* begin Data provided *

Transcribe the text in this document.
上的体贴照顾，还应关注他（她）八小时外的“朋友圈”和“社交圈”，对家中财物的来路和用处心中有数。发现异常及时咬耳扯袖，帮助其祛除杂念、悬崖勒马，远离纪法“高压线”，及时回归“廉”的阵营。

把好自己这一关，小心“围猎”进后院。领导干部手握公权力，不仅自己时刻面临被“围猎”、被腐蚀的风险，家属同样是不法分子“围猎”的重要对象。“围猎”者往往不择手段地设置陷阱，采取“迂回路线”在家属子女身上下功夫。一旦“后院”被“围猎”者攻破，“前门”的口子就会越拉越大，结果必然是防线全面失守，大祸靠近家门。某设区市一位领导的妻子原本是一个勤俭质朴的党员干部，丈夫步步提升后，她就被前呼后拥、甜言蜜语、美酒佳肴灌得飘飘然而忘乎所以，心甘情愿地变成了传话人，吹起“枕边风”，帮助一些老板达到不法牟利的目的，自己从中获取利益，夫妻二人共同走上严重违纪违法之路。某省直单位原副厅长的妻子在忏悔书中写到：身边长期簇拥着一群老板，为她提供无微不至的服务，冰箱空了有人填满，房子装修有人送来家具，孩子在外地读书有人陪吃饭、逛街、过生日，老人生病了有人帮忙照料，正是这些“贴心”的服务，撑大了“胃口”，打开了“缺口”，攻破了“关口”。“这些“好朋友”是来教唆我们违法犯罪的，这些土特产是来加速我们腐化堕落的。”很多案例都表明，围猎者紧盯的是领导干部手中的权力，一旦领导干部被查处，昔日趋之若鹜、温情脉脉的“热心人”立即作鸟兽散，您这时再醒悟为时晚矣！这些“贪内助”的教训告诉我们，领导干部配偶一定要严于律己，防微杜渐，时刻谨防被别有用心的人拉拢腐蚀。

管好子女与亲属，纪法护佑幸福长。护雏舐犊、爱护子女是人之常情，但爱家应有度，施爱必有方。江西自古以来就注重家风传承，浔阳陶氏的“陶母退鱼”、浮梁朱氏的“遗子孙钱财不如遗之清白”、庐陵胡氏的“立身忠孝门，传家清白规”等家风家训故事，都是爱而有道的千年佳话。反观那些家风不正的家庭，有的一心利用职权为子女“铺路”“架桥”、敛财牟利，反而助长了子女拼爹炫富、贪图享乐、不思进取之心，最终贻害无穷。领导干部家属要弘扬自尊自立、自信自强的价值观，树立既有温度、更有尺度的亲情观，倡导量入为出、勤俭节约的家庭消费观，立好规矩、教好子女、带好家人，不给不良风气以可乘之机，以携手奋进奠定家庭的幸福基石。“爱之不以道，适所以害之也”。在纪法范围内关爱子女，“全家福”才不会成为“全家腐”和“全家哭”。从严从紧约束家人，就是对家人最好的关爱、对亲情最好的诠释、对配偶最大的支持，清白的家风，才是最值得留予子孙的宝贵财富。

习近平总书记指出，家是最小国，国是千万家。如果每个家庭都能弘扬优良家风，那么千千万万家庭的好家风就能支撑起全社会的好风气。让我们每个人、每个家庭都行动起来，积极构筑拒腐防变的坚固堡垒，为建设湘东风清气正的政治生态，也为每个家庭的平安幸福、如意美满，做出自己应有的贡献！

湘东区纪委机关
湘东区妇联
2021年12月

* end Data provided *

◆ **Stated goal**
Repeat all of the records above exactly as written.

◆ **Result**
Transcribe the text in this document.
上的体贴照顾，还应关注他（她）八小时外的“朋友圈”和“社交圈”，对家中财物的来路和用处心中有数。发现异常及时咬耳扯袖，帮助其祛除杂念、悬崖勒马，远离纪法“高压线”，及时回归“廉”的阵营。

把好自己这一关，小心“围猎”进后院。领导干部手握公权力，不仅自己时刻面临被“围猎”、被腐蚀的风险，家属同样是不法分子“围猎”的重要对象。“围猎”者往往不择手段地设置陷阱，采取“迂回路线”在家属子女身上下功夫。一旦“后院”被“围猎”者攻破，“前门”的口子就会越拉越大，结果必然是防线全面失守，大祸靠近家门。某设区市一位领导的妻子原本是一个勤俭质朴的党员干部，丈夫步步提升后，她就被前呼后拥、甜言蜜语、美酒佳肴灌得飘飘然而忘乎所以，心甘情愿地变成了传话人，吹起“枕边风”，帮助一些老板达到不法牟利的目的，自己从中获取利益，夫妻二人共同走上严重违纪违法之路。某省直单位原副厅长的妻子在忏悔书中写到：身边长期簇拥着一群老板，为她提供无微不至的服务，冰箱空了有人填满，房子装修有人送来家具，孩子在外地读书有人陪吃饭、逛街、过生日，老人生病了有人帮忙照料，正是这些“贴心”的服务，撑大了“胃口”，打开了“缺口”，攻破了“关口”。“这些“好朋友”是来教唆我们违法犯罪的，这些土特产是来加速我们腐化堕落的。”很多案例都表明，围猎者紧盯的是领导干部手中的权力，一旦领导干部被查处，昔日趋之若鹜、温情脉脉的“热心人”立即作鸟兽散，您这时再醒悟为时晚矣！这些“贪内助”的教训告诉我们，领导干部配偶一定要严于律己，防微杜渐，时刻谨防被别有用心的人拉拢腐蚀。

管好子女与亲属，纪法护佑幸福长。护雏舐犊、爱护子女是人之常情，但爱家应有度，施爱必有方。江西自古以来就注重家风传承，浔阳陶氏的“陶母退鱼”、浮梁朱氏的“遗子孙钱财不如遗之清白”、庐陵胡氏的“立身忠孝门，传家清白规”等家风家训故事，都是爱而有道的千年佳话。反观那些家风不正的家庭，有的一心利用职权为子女“铺路”“架桥”、敛财牟利，反而助长了子女拼爹炫富、贪图享乐、不思进取之心，最终贻害无穷。领导干部家属要弘扬自尊自立、自信自强的价值观，树立既有温度、更有尺度的亲情观，倡导量入为出、勤俭节约的家庭消费观，立好规矩、教好子女、带好家人，不给不良风气以可乘之机，以携手奋进奠定家庭的幸福基石。“爱之不以道，适所以害之也”。在纪法范围内关爱子女，“全家福”才不会成为“全家腐”和“全家哭”。从严从紧约束家人，就是对家人最好的关爱、对亲情最好的诠释、对配偶最大的支持，清白的家风，才是最值得留予子孙的宝贵财富。

习近平总书记指出，家是最小国，国是千万家。如果每个家庭都能弘扬优良家风，那么千千万万家庭的好家风就能支撑起全社会的好风气。让我们每个人、每个家庭都行动起来，积极构筑拒腐防变的坚固堡垒，为建设湘东风清气正的政治生态，也为每个家庭的平安幸福、如意美满，做出自己应有的贡献！

湘东区纪委机关
湘东区妇联
2021年12月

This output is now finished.